### [Input for this task]
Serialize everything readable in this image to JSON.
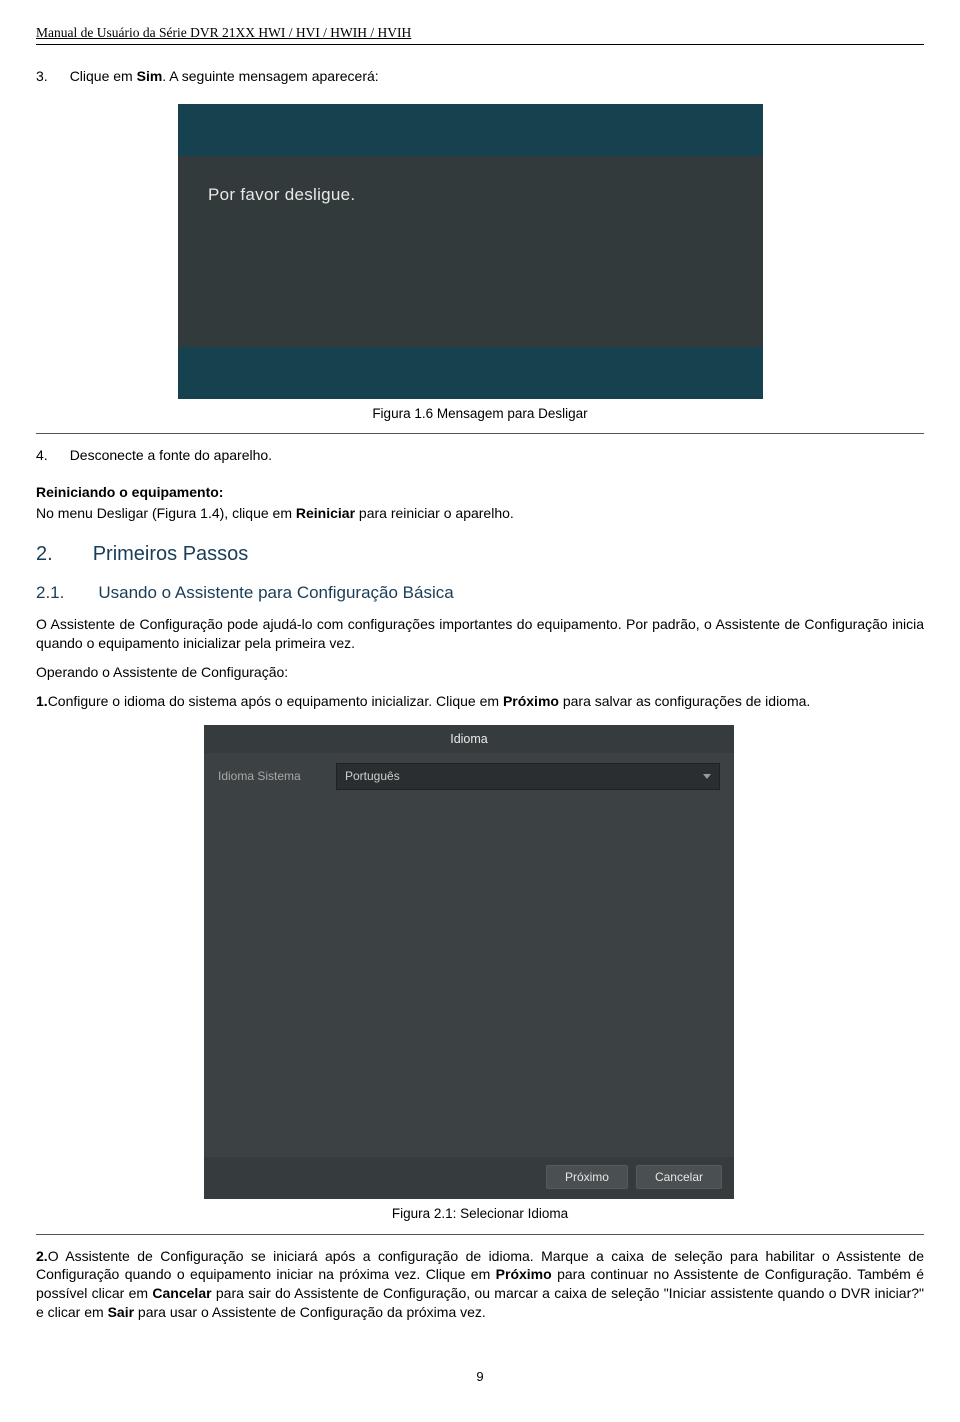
{
  "doc": {
    "header": "Manual de Usuário da Série DVR 21XX HWI / HVI / HWIH / HVIH",
    "page_number": "9"
  },
  "steps": {
    "s3_num": "3.",
    "s3_text_a": "Clique em ",
    "s3_text_b": "Sim",
    "s3_text_c": ". A seguinte mensagem aparecerá:",
    "shutdown_msg": "Por favor desligue.",
    "fig16_caption": "Figura 1.6 Mensagem para Desligar",
    "s4_num": "4.",
    "s4_text": "Desconecte a fonte do aparelho."
  },
  "restart": {
    "heading": "Reiniciando o equipamento:",
    "line_a": "No menu Desligar (Figura 1.4), clique em ",
    "line_b": "Reiniciar",
    "line_c": " para reiniciar o aparelho."
  },
  "sec2": {
    "num": "2.",
    "title": "Primeiros Passos",
    "sub_num": "2.1.",
    "sub_title": "Usando o Assistente para Configuração Básica",
    "p1": "O Assistente de Configuração pode ajudá-lo com configurações importantes do equipamento. Por padrão, o Assistente de Configuração inicia quando o equipamento inicializar pela primeira vez.",
    "op_heading": "Operando o Assistente de Configuração:",
    "op1_num": "1.",
    "op1_a": "Configure o idioma do sistema após o equipamento inicializar. Clique em ",
    "op1_b": "Próximo",
    "op1_c": " para salvar as configurações de idioma."
  },
  "idioma_dialog": {
    "title": "Idioma",
    "label": "Idioma Sistema",
    "value": "Português",
    "btn_next": "Próximo",
    "btn_cancel": "Cancelar"
  },
  "fig21_caption": "Figura 2.1: Selecionar Idioma",
  "sec2b": {
    "op2_num": "2.",
    "op2_a": "O Assistente de Configuração se iniciará após a configuração de idioma. Marque a caixa de seleção para habilitar o Assistente de Configuração quando o equipamento iniciar na próxima vez. Clique em ",
    "op2_b": "Próximo",
    "op2_c": " para continuar no Assistente de Configuração. Também é possível clicar em ",
    "op2_d": "Cancelar",
    "op2_e": " para sair do Assistente de Configuração, ou marcar a caixa de seleção \"Iniciar assistente quando o DVR iniciar?\" e clicar em ",
    "op2_f": "Sair",
    "op2_g": " para usar o Assistente de Configuração da próxima vez."
  }
}
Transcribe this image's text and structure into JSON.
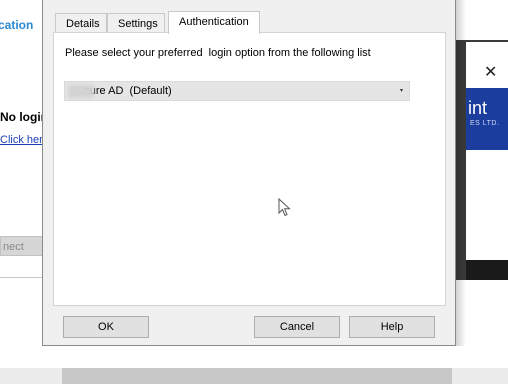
{
  "background": {
    "left_title": "cation",
    "no_login": "No login",
    "click_here": "Click here",
    "connect_button": "nect",
    "banner_text": "int",
    "banner_sub": "ES LTD.",
    "close_glyph": "✕"
  },
  "dialog": {
    "tabs": [
      {
        "label": "Details"
      },
      {
        "label": "Settings"
      },
      {
        "label": "Authentication"
      }
    ],
    "active_tab": "Authentication",
    "instruction": "Please select your preferred  login option from the following list",
    "login_option": {
      "selected_value": "     zure AD  (Default)",
      "chevron_glyph": "▾"
    },
    "buttons": {
      "ok": "OK",
      "cancel": "Cancel",
      "help": "Help"
    }
  },
  "colors": {
    "link": "#1a3fb8",
    "title_accent": "#2a8ad0",
    "banner": "#1b3d9e"
  }
}
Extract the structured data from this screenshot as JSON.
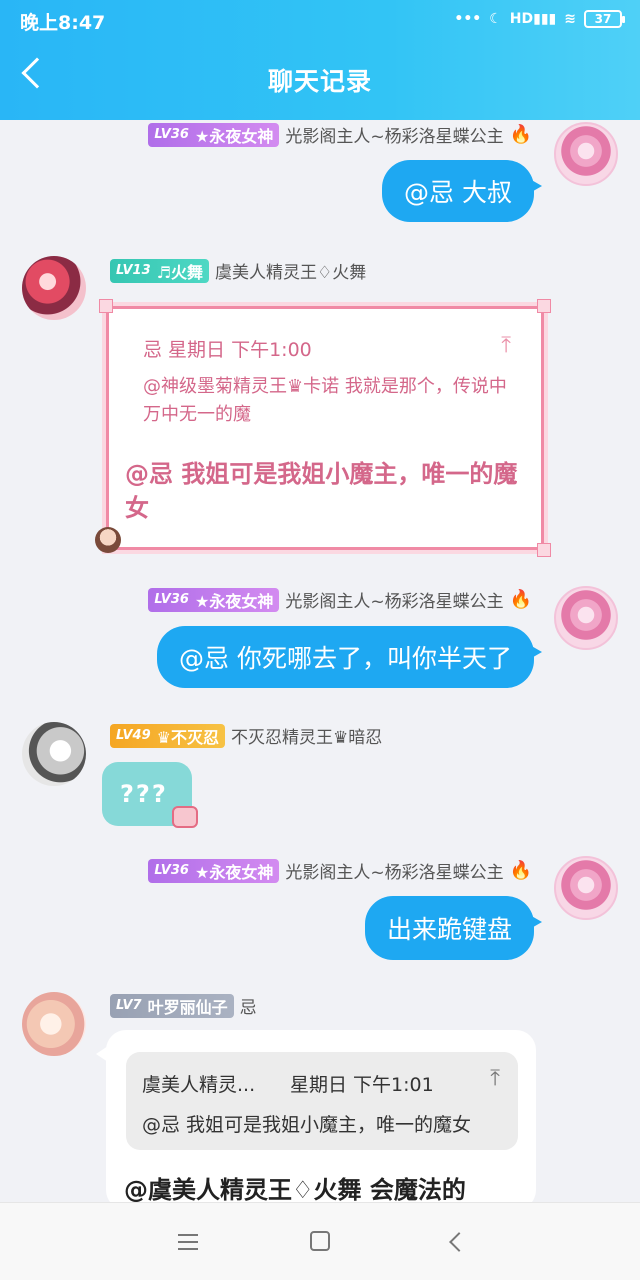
{
  "status_bar": {
    "time": "晚上8:47",
    "signal_text": "HD",
    "battery": "37"
  },
  "header": {
    "title": "聊天记录"
  },
  "messages": [
    {
      "badge_level": "LV36",
      "badge_title": "★永夜女神",
      "name": "光影阁主人~杨彩洛星蝶公主",
      "text": "@忌 大叔"
    },
    {
      "badge_level": "LV13",
      "badge_title": "♬火舞",
      "name": "虞美人精灵王♢火舞",
      "quote_header": "忌  星期日 下午1:00",
      "quote_text": "@神级墨菊精灵王♛卡诺 我就是那个，传说中万中无一的魔",
      "text": "@忌 我姐可是我姐小魔主，唯一的魔女"
    },
    {
      "badge_level": "LV36",
      "badge_title": "★永夜女神",
      "name": "光影阁主人~杨彩洛星蝶公主",
      "text": "@忌 你死哪去了，叫你半天了"
    },
    {
      "badge_level": "LV49",
      "badge_title": "♛不灭忍",
      "name": "不灭忍精灵王♛暗忍",
      "text": "???"
    },
    {
      "badge_level": "LV36",
      "badge_title": "★永夜女神",
      "name": "光影阁主人~杨彩洛星蝶公主",
      "text": "出来跪键盘"
    },
    {
      "badge_level": "LV7",
      "badge_title": "叶罗丽仙子",
      "name": "忌",
      "quote_name": "虞美人精灵...",
      "quote_time": "星期日 下午1:01",
      "quote_text": "@忌 我姐可是我姐小魔主，唯一的魔女",
      "text": "@虞美人精灵王♢火舞 会魔法的"
    }
  ],
  "icons": {
    "fire": "🔥",
    "pin": "⤒"
  },
  "colors": {
    "header": "#29b6f6",
    "bubble_blue": "#1ea8f2",
    "quote_pink": "#d4678a",
    "teal_bubble": "#86d9d8"
  }
}
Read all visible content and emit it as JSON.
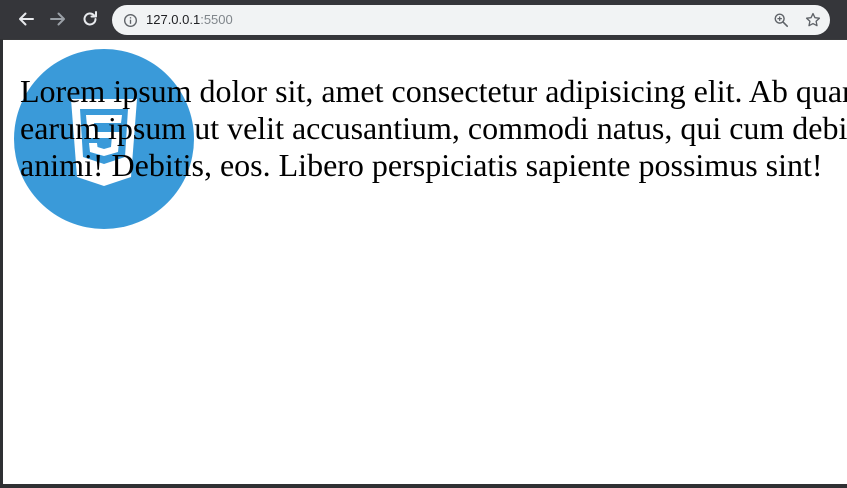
{
  "browser": {
    "url_host": "127.0.0.1",
    "url_port": ":5500",
    "icons": {
      "back": "arrow-left-icon",
      "forward": "arrow-right-icon",
      "reload": "reload-icon",
      "site_info": "info-icon",
      "zoom": "zoom-in-icon",
      "bookmark": "star-icon"
    }
  },
  "page": {
    "logo_icon": "css3-logo",
    "paragraph_lines": [
      "Lorem ipsum dolor sit, amet consectetur adipisicing elit. Ab quam",
      "earum ipsum ut velit accusantium, commodi natus, qui cum debitis",
      "animi! Debitis, eos. Libero perspiciatis sapiente possimus sint!"
    ]
  },
  "colors": {
    "toolbar": "#35363a",
    "omnibox": "#f1f3f4",
    "logo_circle": "#3a9ad9",
    "text": "#000000"
  }
}
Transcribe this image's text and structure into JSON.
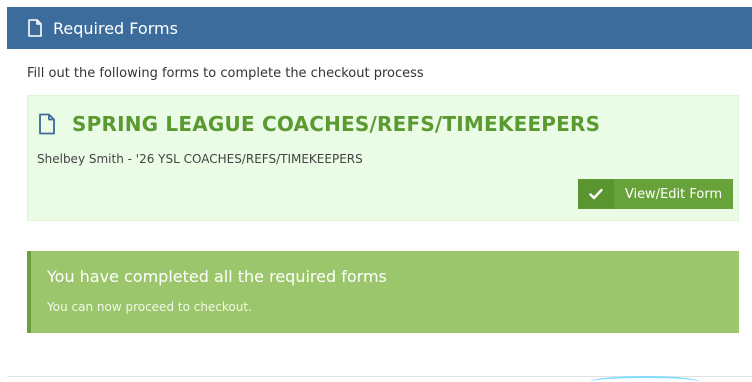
{
  "panel": {
    "header_title": "Required Forms",
    "header_icon": "document-icon"
  },
  "instructions": "Fill out the following forms to complete the checkout process",
  "form": {
    "icon": "document-icon",
    "title": "SPRING LEAGUE COACHES/REFS/TIMEKEEPERS",
    "subtitle": "Shelbey Smith - '26 YSL COACHES/REFS/TIMEKEEPERS",
    "button_label": "View/Edit Form",
    "button_icon": "check-icon"
  },
  "completion": {
    "title": "You have completed all the required forms",
    "message": "You can now proceed to checkout."
  },
  "colors": {
    "header_bg": "#3b6c9c",
    "form_card_bg": "#eafbe6",
    "form_title": "#5a9a30",
    "button_bg": "#67a33a",
    "complete_bg": "#9cc66b",
    "complete_border": "#6d9e3f"
  }
}
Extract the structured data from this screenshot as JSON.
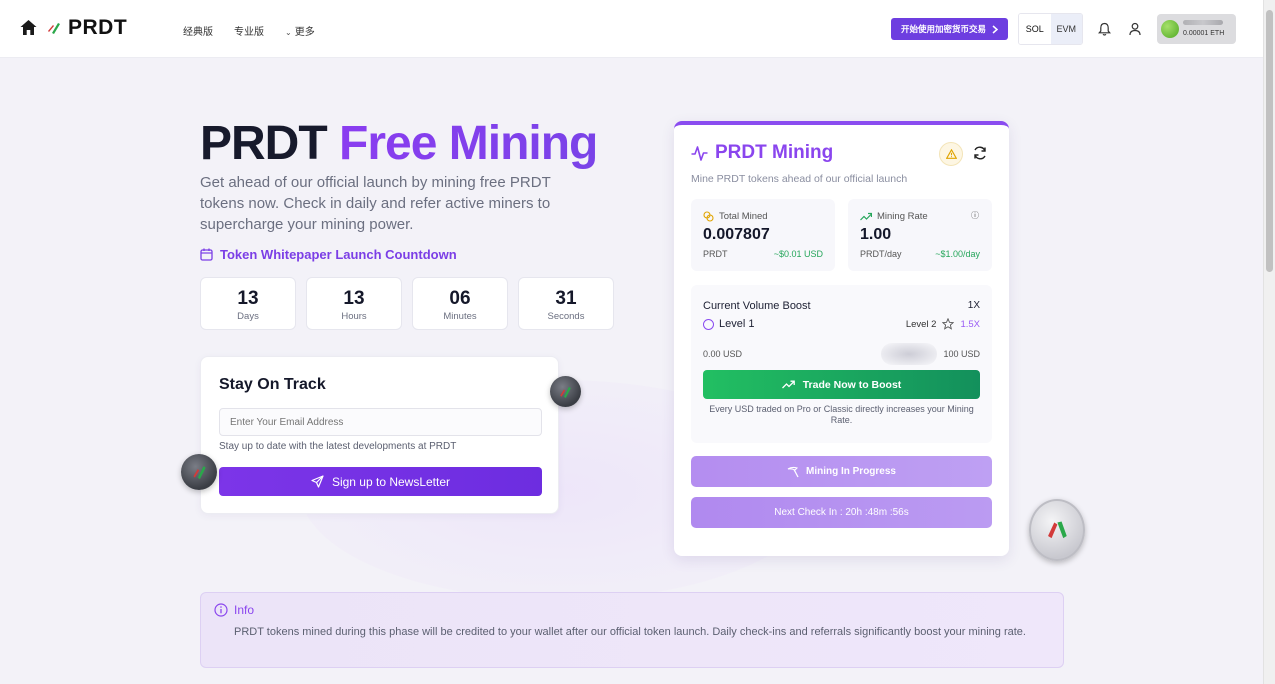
{
  "nav": {
    "logo_text": "PRDT",
    "menu": [
      "经典版",
      "专业版",
      "更多"
    ],
    "start_button": "开始使用加密货币交易",
    "chain_sol": "SOL",
    "chain_evm": "EVM",
    "wallet_balance": "0.00001 ETH"
  },
  "hero": {
    "title_part1": "PRDT",
    "title_part2": "Free Mining",
    "description": "Get ahead of our official launch by mining free PRDT tokens now. Check in daily and refer active miners to supercharge your mining power.",
    "countdown_label": "Token Whitepaper Launch Countdown",
    "countdown": [
      {
        "value": "13",
        "label": "Days"
      },
      {
        "value": "13",
        "label": "Hours"
      },
      {
        "value": "06",
        "label": "Minutes"
      },
      {
        "value": "31",
        "label": "Seconds"
      }
    ]
  },
  "newsletter": {
    "title": "Stay On Track",
    "email_placeholder": "Enter Your Email Address",
    "note": "Stay up to date with the latest developments at PRDT",
    "signup_button": "Sign up to NewsLetter"
  },
  "mining": {
    "title": "PRDT Mining",
    "subtitle": "Mine PRDT tokens ahead of our official launch",
    "total_mined_label": "Total Mined",
    "total_mined_value": "0.007807",
    "total_mined_unit": "PRDT",
    "total_mined_usd": "~$0.01 USD",
    "rate_label": "Mining Rate",
    "rate_value": "1.00",
    "rate_unit": "PRDT/day",
    "rate_usd": "~$1.00/day",
    "boost_label": "Current Volume Boost",
    "boost_multiplier": "1X",
    "level_current": "Level 1",
    "level_next": "Level 2",
    "level_next_multiplier": "1.5X",
    "range_low": "0.00 USD",
    "range_high": "100 USD",
    "trade_button": "Trade Now to Boost",
    "trade_hint": "Every USD traded on Pro or Classic directly increases your Mining Rate.",
    "mining_button": "Mining In Progress",
    "checkin_button": "Next Check In :  20h :48m :56s",
    "colors": {
      "accent": "#8a45ee",
      "green": "#22bf62"
    }
  },
  "info": {
    "title": "Info",
    "text": "PRDT tokens mined during this phase will be credited to your wallet after our official token launch. Daily check-ins and referrals significantly boost your mining rate."
  }
}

### [Instruction]
List every line from the entries above in which "subtitle" appears.

### [Result of the task]
    "subtitle": "Shelbey Smith - '26 YSL COACHES/REFS/TIMEKEEPERS",
    "subtitle": "Mine PRDT tokens ahead of our official launch",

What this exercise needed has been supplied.